Exercise prompt »
Go through the entries one line at a time, and gather every line that has the word "μέσος".

Excerpted records »
::::::

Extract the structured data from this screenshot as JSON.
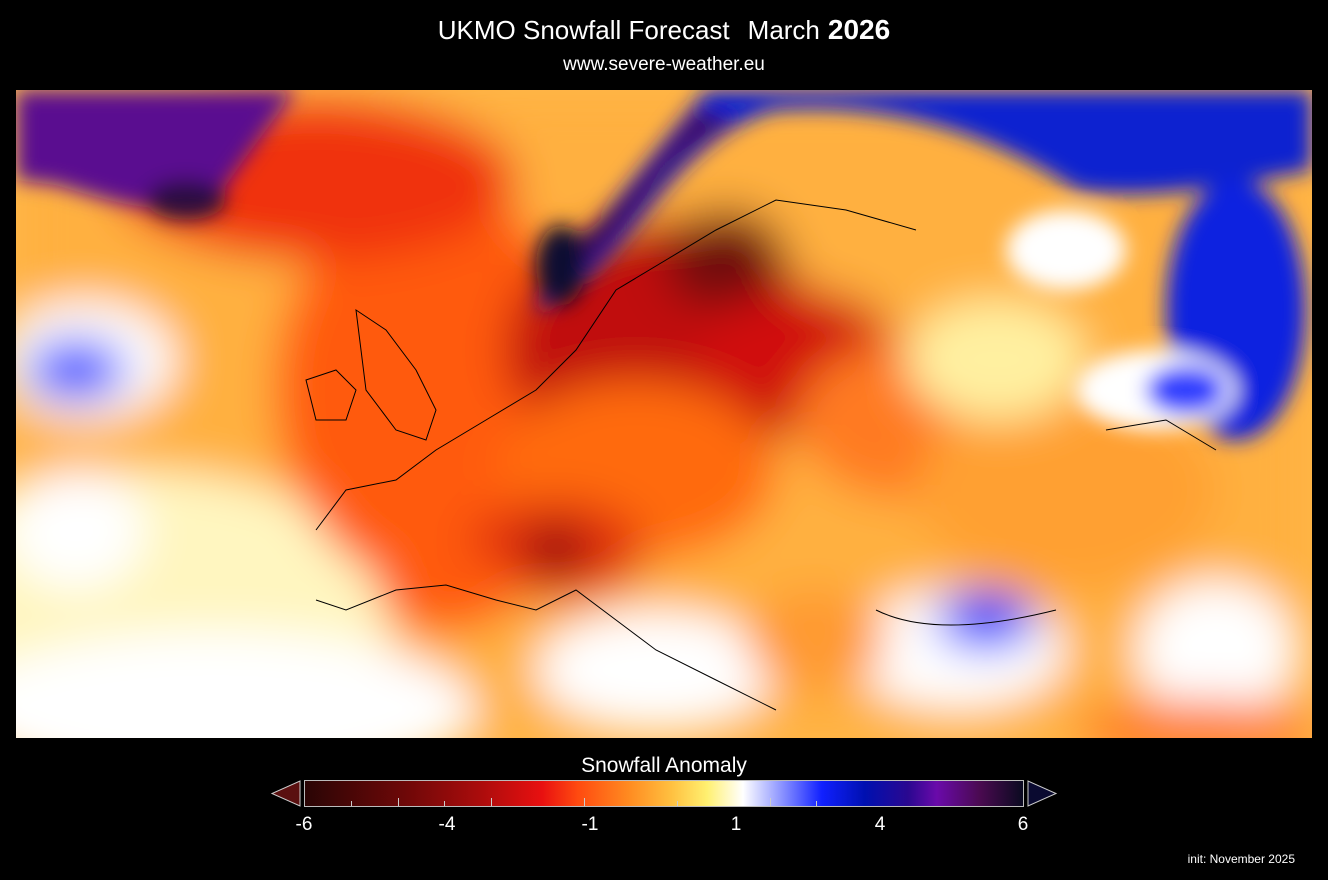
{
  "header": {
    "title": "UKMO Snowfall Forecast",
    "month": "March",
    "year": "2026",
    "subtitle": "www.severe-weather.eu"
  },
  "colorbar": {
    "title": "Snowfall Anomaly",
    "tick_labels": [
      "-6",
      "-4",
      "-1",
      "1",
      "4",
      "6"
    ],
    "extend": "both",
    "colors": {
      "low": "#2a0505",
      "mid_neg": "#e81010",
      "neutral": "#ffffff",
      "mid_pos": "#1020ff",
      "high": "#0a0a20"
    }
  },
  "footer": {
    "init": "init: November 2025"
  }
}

::::::

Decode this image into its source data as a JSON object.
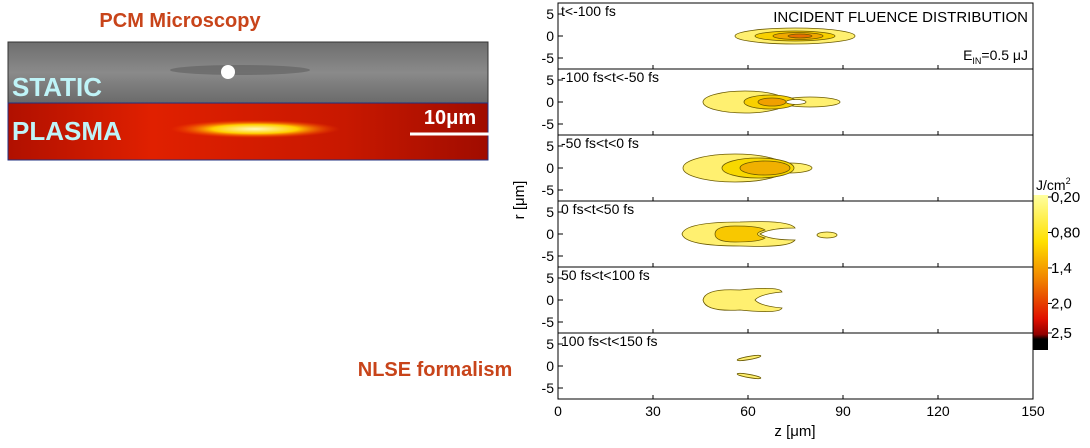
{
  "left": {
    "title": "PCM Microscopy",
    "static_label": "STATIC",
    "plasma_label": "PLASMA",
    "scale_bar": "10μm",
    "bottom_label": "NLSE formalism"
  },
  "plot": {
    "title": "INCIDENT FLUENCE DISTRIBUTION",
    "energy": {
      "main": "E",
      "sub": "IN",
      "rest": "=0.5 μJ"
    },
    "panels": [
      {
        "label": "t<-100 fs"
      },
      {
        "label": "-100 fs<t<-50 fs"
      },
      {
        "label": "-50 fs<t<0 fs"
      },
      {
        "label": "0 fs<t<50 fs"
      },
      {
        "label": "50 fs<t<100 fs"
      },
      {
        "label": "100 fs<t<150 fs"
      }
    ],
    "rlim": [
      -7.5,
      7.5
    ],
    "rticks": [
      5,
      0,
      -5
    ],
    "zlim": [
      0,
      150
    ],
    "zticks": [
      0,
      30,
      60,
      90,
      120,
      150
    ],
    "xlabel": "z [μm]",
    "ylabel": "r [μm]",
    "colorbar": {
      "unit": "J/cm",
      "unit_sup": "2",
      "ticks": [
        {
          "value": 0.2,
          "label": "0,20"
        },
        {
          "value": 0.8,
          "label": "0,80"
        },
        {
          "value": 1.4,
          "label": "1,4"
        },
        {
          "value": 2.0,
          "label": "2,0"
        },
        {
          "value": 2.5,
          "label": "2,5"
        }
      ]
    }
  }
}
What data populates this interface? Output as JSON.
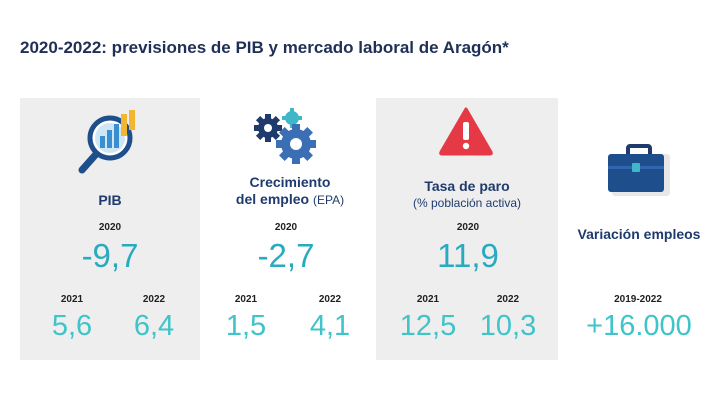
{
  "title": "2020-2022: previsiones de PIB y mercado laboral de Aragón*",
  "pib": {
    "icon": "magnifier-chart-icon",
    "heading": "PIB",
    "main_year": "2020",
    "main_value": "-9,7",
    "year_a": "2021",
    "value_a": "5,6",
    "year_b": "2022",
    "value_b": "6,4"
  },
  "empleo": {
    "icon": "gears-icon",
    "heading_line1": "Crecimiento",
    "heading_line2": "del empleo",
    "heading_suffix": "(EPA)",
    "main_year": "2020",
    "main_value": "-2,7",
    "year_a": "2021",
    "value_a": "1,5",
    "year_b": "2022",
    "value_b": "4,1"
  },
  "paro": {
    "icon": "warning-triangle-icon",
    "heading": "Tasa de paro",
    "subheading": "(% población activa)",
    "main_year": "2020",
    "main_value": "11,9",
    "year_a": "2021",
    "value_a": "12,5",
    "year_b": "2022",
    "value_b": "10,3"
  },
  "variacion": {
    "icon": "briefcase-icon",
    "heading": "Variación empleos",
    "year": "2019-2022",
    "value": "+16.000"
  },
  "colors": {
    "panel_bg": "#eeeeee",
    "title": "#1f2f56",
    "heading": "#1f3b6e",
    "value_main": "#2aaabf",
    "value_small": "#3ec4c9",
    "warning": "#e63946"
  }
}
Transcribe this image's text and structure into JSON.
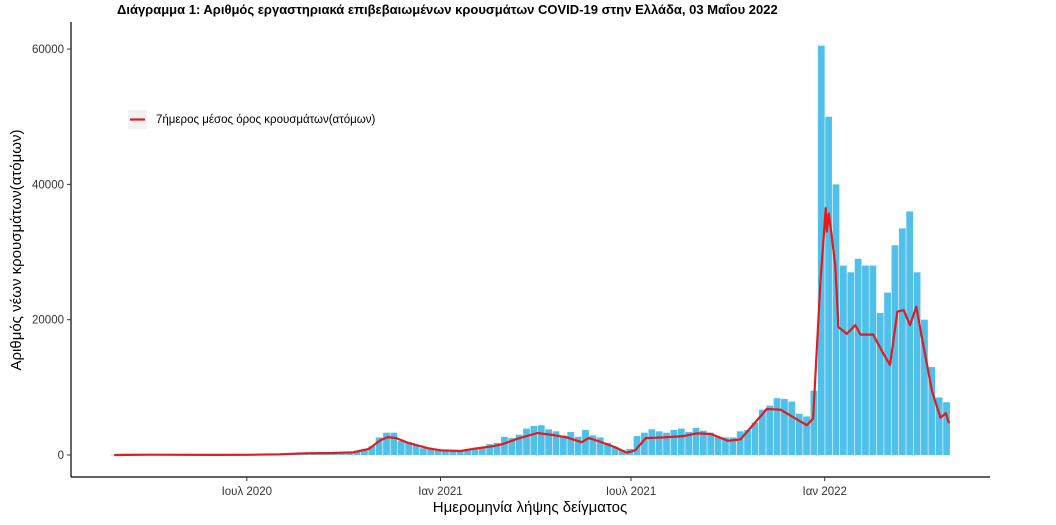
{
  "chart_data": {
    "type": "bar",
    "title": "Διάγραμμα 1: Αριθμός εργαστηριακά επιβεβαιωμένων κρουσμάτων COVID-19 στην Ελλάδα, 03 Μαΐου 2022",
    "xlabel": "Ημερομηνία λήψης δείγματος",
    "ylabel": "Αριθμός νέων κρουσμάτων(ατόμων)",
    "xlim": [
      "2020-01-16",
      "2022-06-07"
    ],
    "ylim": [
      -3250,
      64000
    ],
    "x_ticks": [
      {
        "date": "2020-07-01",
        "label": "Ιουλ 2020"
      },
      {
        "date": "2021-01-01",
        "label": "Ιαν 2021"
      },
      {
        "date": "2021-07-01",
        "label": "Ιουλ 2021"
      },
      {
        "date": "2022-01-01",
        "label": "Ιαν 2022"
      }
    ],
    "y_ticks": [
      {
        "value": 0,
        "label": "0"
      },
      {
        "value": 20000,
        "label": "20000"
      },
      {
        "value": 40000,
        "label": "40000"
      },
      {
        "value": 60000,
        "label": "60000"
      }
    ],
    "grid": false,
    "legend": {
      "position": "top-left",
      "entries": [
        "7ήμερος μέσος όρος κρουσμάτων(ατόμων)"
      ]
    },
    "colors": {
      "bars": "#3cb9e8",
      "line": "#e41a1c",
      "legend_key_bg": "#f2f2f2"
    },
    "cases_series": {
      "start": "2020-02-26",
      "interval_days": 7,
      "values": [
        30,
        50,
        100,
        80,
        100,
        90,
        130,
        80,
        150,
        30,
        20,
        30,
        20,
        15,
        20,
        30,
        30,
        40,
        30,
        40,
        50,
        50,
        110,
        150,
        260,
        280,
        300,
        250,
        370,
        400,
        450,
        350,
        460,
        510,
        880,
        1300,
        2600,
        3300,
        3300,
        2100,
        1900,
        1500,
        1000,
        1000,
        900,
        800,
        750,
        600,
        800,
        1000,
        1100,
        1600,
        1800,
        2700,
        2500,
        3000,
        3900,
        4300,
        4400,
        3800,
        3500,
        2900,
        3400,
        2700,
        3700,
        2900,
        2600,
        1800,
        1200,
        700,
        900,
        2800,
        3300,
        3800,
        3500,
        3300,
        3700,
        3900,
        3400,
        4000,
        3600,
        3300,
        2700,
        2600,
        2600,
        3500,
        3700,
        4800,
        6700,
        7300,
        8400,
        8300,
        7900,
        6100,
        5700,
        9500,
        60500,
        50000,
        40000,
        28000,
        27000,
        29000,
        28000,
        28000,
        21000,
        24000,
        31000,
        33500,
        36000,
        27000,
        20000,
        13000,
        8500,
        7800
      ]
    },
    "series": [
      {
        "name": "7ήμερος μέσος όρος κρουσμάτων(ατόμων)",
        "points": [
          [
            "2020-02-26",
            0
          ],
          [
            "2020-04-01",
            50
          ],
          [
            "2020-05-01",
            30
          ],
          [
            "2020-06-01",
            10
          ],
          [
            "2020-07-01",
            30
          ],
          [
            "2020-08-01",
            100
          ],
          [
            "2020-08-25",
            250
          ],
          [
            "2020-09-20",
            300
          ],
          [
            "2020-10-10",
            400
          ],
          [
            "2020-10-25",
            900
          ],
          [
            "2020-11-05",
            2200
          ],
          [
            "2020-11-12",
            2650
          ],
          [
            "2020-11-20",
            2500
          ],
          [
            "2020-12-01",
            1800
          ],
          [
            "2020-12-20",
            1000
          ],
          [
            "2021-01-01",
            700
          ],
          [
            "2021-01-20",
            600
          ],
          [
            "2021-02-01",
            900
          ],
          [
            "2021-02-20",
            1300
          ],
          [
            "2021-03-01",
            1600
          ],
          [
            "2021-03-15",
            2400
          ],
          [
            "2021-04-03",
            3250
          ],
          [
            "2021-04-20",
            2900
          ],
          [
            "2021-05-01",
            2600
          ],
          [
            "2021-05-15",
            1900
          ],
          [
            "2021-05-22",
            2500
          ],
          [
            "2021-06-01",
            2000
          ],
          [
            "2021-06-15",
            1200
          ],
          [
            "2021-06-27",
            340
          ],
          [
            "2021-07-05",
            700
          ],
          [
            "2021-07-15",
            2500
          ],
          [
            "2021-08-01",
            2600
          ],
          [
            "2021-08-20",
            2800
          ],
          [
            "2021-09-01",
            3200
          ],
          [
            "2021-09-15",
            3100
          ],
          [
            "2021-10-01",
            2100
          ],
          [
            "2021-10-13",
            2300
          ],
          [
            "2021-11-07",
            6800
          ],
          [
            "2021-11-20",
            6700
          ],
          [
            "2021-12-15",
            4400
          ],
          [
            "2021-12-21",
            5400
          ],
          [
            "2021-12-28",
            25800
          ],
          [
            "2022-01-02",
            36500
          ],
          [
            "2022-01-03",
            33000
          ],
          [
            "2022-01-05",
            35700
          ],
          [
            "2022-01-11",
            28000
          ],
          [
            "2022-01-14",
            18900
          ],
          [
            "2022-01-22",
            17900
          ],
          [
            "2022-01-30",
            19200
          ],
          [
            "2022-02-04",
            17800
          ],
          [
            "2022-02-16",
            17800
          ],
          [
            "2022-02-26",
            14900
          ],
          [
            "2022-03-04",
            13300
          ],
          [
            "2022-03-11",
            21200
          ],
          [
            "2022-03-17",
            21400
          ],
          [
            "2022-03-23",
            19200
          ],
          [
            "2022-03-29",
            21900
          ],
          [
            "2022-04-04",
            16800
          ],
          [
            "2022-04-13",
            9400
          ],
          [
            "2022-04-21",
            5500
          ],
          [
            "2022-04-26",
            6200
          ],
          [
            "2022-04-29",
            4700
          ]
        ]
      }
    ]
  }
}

::::::

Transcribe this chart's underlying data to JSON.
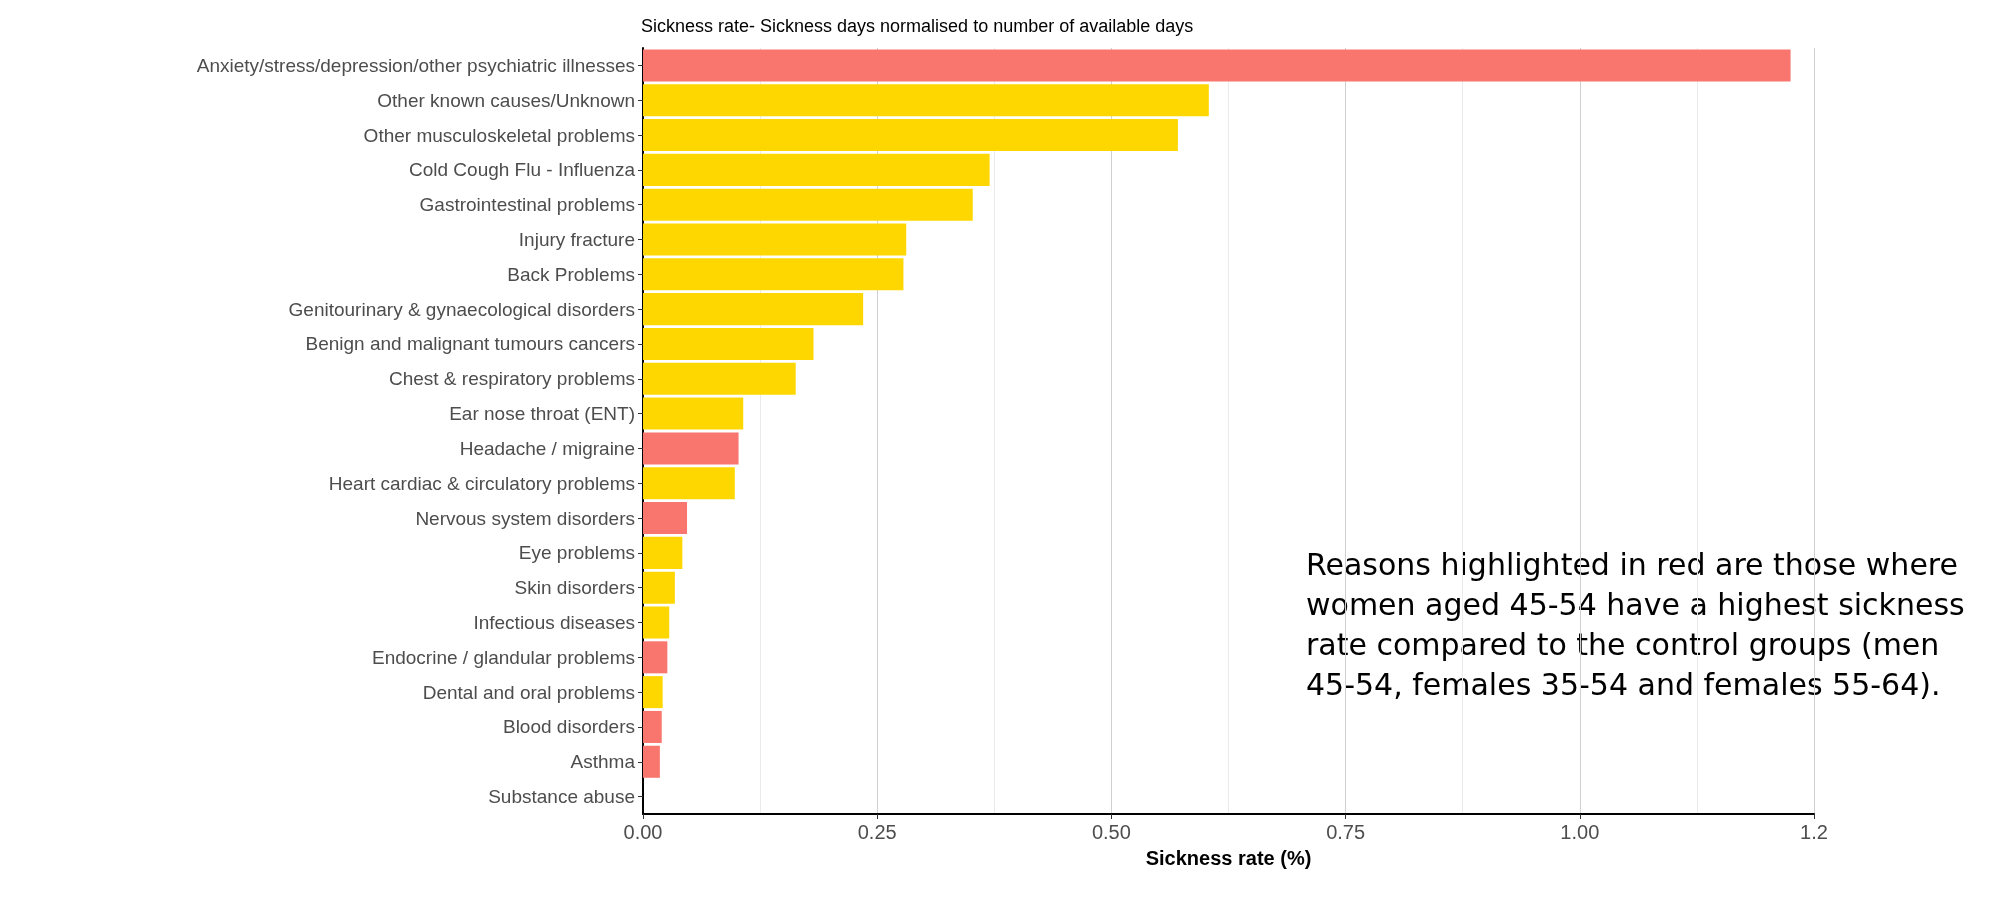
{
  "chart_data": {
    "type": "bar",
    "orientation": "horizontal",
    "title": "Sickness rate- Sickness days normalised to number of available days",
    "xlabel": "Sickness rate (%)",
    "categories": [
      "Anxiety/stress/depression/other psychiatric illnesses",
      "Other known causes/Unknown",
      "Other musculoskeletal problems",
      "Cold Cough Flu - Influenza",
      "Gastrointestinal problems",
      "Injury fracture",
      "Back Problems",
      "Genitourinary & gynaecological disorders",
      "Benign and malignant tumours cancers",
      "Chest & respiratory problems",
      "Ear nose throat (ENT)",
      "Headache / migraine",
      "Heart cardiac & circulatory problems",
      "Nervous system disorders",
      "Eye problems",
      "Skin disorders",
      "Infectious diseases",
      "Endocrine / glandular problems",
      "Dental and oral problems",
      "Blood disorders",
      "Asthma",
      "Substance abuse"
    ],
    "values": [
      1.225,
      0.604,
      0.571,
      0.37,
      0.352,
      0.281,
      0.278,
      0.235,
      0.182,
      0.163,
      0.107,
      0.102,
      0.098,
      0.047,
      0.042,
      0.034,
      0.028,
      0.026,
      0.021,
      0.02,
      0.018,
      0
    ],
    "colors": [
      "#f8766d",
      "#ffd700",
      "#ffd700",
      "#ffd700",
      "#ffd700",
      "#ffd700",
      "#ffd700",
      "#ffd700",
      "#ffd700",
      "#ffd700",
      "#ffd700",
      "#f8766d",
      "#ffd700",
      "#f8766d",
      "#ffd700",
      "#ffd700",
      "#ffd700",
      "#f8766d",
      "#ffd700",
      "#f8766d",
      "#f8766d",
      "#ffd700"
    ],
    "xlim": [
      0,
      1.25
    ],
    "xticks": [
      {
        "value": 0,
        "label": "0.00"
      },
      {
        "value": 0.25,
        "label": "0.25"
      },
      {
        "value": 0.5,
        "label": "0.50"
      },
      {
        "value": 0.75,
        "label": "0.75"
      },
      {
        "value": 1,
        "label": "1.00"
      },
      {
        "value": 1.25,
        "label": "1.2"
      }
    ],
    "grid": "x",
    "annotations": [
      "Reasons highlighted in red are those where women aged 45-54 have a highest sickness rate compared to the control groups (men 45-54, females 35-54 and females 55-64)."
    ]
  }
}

::::::

Result of the exercise »
        "7ήμερος μέσος όρος κρουσμάτων(ατόμων)"
        "name": "7ήμερος μέσος όρος κρουσμάτων(ατόμων)",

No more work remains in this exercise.